__Entries provided__.

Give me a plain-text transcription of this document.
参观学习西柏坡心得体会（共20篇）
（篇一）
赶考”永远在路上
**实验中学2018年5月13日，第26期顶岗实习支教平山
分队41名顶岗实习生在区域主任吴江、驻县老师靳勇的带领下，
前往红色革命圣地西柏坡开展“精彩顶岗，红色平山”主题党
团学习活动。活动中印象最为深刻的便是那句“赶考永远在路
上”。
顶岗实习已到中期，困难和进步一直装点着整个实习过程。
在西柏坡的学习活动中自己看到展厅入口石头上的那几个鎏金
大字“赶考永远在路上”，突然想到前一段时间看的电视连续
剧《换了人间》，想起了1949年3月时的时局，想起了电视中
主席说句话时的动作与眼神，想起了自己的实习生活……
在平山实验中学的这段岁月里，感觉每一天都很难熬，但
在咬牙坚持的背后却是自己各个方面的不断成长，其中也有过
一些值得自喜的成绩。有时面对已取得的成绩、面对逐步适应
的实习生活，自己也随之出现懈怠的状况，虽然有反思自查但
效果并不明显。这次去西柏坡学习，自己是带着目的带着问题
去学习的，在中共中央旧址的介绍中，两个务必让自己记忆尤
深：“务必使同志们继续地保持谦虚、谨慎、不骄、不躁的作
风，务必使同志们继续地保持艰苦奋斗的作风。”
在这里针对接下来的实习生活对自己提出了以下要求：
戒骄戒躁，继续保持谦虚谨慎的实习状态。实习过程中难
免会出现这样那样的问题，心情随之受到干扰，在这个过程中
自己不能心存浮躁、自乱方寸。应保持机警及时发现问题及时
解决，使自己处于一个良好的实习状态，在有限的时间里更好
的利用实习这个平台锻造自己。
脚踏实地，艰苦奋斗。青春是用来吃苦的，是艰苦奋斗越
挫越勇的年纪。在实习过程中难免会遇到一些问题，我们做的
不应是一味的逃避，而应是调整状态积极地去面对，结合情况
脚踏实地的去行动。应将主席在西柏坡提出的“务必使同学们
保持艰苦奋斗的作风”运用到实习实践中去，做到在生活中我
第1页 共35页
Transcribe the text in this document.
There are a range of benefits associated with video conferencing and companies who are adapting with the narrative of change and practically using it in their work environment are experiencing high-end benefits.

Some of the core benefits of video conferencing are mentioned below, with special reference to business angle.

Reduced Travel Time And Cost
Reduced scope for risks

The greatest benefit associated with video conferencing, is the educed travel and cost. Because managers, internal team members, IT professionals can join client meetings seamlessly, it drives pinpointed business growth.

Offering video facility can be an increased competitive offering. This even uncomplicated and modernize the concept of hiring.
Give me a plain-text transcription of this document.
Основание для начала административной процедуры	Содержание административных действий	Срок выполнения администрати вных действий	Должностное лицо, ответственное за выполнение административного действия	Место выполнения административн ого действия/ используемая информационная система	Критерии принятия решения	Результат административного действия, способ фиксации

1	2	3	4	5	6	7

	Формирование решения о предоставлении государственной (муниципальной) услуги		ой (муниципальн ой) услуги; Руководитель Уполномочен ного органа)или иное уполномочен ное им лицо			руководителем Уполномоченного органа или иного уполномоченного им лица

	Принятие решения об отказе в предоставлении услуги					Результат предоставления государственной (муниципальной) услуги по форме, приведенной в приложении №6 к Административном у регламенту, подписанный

__Given instruction__. Go through the material line by line. Show each line that contains the string "услуги".

__Complete response__.
	Формирование решения о предоставлении государственной (муниципальной) услуги		ой (муниципальн ой) услуги; Руководитель Уполномочен ного органа)или иное уполномочен ное им лицо			руководителем Уполномоченного органа или иного уполномоченного им лица
	Принятие решения об отказе в предоставлении услуги					Результат предоставления государственной (муниципальной) услуги по форме, приведенной в приложении №6 к Административном у регламенту, подписанный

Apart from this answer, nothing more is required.